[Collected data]
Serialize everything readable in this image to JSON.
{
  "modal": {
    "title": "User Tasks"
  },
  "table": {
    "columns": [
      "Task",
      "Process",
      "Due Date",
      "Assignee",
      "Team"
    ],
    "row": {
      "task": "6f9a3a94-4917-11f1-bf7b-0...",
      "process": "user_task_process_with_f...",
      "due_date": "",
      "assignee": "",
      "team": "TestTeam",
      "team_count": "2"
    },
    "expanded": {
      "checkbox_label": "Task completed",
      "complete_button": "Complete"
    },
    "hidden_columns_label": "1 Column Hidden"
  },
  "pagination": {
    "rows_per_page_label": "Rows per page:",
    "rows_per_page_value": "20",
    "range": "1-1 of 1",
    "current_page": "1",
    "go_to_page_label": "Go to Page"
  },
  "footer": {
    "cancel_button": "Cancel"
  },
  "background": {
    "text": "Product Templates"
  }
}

* * *

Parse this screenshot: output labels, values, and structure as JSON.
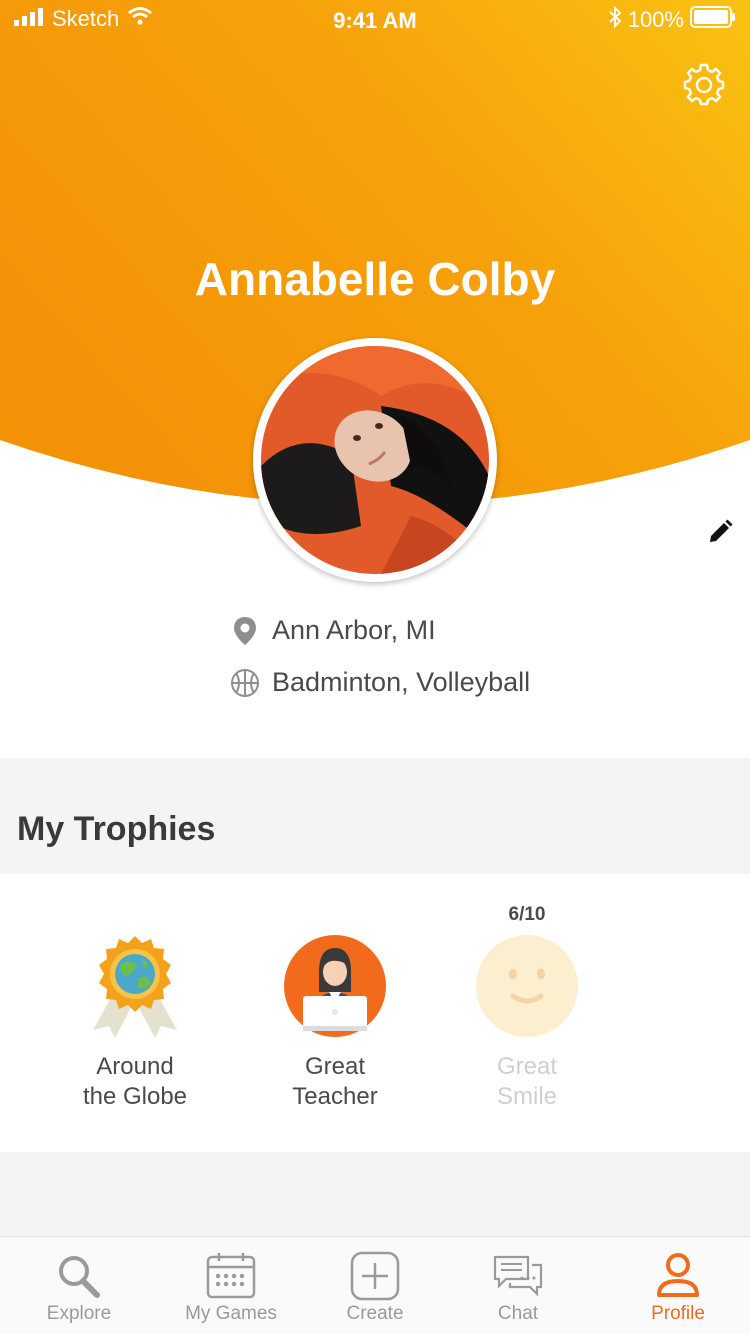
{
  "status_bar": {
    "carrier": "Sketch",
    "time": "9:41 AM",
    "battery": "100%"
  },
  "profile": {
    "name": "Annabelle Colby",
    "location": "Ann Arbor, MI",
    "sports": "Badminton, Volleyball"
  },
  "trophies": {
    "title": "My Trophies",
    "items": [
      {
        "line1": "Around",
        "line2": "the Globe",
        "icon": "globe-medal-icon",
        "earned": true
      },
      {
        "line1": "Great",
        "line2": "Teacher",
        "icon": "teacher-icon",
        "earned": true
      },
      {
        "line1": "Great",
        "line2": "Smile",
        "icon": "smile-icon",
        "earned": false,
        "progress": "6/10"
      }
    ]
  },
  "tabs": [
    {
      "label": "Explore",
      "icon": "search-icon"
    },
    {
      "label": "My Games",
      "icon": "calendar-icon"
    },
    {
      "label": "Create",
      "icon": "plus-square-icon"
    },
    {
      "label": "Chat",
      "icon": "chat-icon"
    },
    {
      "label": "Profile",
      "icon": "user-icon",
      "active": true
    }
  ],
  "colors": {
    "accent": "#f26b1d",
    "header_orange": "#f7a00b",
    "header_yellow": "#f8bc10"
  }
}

* * *

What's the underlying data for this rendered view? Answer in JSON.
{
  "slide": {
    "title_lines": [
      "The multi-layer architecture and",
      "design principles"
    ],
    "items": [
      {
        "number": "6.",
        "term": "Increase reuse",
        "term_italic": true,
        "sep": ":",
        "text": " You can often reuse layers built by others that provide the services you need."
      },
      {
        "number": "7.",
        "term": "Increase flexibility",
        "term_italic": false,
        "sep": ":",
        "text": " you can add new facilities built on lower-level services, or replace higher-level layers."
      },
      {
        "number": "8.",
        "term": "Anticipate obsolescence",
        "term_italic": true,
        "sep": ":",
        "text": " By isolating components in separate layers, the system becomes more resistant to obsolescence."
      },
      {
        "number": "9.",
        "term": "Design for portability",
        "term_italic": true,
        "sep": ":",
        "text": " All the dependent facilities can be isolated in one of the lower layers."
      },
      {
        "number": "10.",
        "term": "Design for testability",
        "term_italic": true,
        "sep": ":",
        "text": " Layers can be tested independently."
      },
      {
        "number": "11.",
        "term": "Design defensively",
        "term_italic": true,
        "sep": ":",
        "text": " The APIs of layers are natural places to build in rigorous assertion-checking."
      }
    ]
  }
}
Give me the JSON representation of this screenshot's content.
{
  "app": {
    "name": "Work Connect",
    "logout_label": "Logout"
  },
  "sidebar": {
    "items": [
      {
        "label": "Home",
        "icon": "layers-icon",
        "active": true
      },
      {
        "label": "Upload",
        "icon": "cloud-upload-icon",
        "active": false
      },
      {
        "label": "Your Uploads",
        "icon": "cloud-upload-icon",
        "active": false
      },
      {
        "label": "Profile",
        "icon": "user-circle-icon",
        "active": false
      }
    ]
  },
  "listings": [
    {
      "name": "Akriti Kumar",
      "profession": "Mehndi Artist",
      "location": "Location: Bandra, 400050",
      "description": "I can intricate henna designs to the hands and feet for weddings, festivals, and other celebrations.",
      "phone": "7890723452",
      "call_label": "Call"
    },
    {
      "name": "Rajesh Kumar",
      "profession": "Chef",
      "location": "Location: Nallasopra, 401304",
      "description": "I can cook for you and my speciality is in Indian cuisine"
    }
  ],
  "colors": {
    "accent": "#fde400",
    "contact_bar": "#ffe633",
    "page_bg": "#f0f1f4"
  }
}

__DESCRIPTION OF THE TASK__: Find "icon". Copy every line it occurs in.

__RESPONSE FOR THIS EXERCISE__:
        "icon": "globe-medal-icon",
        "icon": "teacher-icon",
        "icon": "smile-icon",
      "icon": "search-icon"
      "icon": "calendar-icon"
      "icon": "plus-square-icon"
      "icon": "chat-icon"
      "icon": "user-icon",
        "icon": "layers-icon",
        "icon": "cloud-upload-icon",
        "icon": "cloud-upload-icon",
        "icon": "user-circle-icon",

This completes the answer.